The exercise: Collect all lines from the listing that include the string "Mother".

Records shown:
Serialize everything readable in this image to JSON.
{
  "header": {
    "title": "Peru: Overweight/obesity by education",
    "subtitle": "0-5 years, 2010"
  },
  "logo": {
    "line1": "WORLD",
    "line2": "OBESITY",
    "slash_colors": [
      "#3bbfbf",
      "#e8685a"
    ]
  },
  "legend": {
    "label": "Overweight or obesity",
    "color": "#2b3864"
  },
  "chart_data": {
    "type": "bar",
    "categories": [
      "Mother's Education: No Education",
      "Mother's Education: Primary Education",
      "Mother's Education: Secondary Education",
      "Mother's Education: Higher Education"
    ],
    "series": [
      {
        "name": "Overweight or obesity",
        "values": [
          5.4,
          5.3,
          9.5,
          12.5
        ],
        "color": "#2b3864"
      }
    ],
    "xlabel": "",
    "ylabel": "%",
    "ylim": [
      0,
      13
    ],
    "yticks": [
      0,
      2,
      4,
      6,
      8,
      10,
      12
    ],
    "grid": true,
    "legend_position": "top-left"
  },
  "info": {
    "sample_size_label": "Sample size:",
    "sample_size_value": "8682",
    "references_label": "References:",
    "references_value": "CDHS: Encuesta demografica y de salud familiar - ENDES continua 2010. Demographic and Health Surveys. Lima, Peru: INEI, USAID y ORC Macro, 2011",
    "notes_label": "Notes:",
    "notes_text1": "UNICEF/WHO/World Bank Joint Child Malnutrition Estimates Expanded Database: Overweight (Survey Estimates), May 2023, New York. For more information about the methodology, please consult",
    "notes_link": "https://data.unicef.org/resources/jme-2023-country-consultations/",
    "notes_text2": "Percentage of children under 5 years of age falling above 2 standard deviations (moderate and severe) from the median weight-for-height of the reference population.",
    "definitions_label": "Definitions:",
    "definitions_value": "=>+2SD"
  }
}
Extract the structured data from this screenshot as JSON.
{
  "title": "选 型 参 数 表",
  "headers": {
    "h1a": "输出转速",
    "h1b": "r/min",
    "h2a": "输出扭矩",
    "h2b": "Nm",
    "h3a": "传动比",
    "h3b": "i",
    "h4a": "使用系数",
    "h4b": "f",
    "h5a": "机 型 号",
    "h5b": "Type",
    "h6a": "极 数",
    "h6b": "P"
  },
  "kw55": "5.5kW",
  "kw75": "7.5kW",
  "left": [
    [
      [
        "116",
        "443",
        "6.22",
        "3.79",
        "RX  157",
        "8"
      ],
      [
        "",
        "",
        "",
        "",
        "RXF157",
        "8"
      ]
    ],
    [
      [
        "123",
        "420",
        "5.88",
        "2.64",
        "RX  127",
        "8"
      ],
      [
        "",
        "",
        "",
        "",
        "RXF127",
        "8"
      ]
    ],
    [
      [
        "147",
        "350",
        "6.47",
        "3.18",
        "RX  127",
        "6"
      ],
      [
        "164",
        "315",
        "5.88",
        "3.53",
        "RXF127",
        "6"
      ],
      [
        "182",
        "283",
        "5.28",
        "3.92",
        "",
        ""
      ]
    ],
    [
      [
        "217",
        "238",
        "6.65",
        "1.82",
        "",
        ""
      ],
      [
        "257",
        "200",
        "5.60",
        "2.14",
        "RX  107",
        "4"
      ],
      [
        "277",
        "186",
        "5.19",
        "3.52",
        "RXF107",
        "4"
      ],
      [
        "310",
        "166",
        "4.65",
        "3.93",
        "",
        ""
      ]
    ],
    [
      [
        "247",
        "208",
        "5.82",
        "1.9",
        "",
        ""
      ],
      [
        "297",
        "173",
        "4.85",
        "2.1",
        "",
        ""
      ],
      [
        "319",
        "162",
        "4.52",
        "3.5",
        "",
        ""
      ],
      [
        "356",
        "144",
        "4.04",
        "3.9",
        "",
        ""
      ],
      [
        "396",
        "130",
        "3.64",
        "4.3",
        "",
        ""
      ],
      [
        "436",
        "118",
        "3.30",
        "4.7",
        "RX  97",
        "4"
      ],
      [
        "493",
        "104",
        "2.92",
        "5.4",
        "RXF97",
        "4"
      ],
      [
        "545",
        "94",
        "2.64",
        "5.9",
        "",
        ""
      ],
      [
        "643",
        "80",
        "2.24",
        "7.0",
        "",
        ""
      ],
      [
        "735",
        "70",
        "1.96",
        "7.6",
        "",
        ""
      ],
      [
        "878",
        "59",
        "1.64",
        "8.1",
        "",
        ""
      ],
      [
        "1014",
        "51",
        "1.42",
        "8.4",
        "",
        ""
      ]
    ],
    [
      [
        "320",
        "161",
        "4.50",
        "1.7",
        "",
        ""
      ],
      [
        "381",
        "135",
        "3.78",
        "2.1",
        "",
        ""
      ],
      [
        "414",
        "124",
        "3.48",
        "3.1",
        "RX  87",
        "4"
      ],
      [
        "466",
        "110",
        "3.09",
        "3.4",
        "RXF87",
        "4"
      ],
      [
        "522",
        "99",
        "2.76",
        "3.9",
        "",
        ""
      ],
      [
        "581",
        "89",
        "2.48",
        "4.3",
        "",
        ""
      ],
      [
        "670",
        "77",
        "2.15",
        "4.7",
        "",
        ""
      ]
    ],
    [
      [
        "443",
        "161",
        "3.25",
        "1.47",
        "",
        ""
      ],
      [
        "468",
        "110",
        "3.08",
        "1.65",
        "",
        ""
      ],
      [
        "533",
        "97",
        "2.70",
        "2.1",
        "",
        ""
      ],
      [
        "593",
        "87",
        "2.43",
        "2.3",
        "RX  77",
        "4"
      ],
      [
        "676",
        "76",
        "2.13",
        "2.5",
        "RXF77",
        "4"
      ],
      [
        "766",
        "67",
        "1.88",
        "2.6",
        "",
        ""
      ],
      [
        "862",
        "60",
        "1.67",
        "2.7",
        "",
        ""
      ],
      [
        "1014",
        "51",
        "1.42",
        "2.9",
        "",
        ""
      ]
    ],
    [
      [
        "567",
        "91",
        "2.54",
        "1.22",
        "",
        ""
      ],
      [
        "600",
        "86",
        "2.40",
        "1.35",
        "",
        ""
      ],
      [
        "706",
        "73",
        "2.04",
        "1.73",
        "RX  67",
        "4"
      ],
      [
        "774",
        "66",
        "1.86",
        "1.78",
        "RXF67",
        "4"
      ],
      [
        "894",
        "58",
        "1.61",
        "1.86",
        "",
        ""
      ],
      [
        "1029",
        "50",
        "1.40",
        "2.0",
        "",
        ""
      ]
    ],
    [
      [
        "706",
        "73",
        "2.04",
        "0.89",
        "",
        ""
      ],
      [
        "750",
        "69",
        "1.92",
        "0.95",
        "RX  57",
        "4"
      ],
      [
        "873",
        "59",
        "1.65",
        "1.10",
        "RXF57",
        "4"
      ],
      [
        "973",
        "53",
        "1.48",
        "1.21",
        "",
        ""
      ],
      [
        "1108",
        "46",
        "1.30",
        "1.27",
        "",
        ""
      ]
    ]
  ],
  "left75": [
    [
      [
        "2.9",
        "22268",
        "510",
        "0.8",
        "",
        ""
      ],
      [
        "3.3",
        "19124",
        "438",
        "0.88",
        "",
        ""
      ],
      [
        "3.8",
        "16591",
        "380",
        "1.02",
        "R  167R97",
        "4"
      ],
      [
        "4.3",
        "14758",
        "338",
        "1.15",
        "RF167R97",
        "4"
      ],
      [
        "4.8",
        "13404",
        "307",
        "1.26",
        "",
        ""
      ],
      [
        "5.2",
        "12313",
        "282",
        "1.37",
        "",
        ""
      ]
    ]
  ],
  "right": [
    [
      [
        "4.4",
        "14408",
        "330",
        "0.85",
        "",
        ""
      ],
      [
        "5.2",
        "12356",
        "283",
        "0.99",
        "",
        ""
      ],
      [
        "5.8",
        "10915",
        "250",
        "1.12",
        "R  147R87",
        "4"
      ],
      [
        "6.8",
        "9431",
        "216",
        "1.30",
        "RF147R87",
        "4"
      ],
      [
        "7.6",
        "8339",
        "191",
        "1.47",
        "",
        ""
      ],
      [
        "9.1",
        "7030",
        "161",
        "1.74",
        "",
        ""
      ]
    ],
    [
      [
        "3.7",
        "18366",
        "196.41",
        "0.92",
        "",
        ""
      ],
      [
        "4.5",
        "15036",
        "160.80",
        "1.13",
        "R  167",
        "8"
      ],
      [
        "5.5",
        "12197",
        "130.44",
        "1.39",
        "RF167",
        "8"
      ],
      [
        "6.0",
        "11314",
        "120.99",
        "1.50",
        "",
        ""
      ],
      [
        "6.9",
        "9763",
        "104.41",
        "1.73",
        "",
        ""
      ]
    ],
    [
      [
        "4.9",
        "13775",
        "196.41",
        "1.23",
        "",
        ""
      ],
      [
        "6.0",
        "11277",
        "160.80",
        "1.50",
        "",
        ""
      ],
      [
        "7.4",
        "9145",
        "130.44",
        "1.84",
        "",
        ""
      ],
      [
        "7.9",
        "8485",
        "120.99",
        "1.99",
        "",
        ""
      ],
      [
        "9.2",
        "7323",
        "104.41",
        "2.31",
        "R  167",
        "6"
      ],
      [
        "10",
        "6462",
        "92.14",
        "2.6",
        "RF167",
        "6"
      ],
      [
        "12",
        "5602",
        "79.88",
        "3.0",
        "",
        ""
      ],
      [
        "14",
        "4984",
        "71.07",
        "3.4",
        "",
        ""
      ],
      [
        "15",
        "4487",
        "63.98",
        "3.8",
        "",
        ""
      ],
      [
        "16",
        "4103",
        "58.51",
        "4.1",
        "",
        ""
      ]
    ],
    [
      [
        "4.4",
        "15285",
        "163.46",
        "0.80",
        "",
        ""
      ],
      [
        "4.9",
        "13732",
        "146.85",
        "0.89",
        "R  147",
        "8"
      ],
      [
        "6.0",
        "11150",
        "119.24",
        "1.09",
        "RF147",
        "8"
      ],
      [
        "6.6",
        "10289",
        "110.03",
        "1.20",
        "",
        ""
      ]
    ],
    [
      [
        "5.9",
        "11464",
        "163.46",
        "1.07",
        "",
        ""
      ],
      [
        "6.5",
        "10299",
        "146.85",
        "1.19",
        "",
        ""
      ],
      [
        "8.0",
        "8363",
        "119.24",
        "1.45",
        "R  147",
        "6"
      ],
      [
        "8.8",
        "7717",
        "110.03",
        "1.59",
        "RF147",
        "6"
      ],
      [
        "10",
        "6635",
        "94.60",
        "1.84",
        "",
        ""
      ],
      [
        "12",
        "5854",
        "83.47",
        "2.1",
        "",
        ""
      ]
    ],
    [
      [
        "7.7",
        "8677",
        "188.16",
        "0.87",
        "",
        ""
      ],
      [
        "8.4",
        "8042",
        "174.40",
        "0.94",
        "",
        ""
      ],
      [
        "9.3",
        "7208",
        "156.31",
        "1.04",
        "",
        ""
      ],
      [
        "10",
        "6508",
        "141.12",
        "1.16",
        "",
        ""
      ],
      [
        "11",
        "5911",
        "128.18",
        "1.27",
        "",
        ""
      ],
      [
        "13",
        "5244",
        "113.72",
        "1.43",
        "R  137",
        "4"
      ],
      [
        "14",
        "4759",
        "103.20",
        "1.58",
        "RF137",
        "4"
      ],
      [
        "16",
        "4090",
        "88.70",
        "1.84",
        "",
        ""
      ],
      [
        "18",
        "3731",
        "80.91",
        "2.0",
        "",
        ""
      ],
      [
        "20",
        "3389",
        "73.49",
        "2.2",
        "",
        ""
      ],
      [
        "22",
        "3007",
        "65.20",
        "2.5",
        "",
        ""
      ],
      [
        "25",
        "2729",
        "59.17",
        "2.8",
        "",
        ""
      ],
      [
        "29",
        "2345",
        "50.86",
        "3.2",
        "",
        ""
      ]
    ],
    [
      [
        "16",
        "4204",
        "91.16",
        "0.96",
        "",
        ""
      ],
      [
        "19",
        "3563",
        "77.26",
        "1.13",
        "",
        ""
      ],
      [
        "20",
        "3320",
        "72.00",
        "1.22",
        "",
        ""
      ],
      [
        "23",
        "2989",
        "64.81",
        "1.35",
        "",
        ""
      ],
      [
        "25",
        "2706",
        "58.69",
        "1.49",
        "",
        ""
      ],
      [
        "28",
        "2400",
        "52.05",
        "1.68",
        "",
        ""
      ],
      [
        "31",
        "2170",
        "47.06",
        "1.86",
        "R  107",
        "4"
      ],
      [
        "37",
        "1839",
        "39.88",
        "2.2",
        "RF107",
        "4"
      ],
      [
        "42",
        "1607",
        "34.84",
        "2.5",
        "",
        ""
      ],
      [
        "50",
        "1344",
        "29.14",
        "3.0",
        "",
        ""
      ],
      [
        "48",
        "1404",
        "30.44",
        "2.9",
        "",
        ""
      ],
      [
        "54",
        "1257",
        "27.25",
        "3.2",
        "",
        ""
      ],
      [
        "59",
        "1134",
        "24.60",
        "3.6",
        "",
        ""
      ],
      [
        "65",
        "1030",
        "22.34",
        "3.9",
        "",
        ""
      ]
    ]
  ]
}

Correct result:
      "Mother's Education: No Education",
      "Mother's Education: Primary Education",
      "Mother's Education: Secondary Education",
      "Mother's Education: Higher Education"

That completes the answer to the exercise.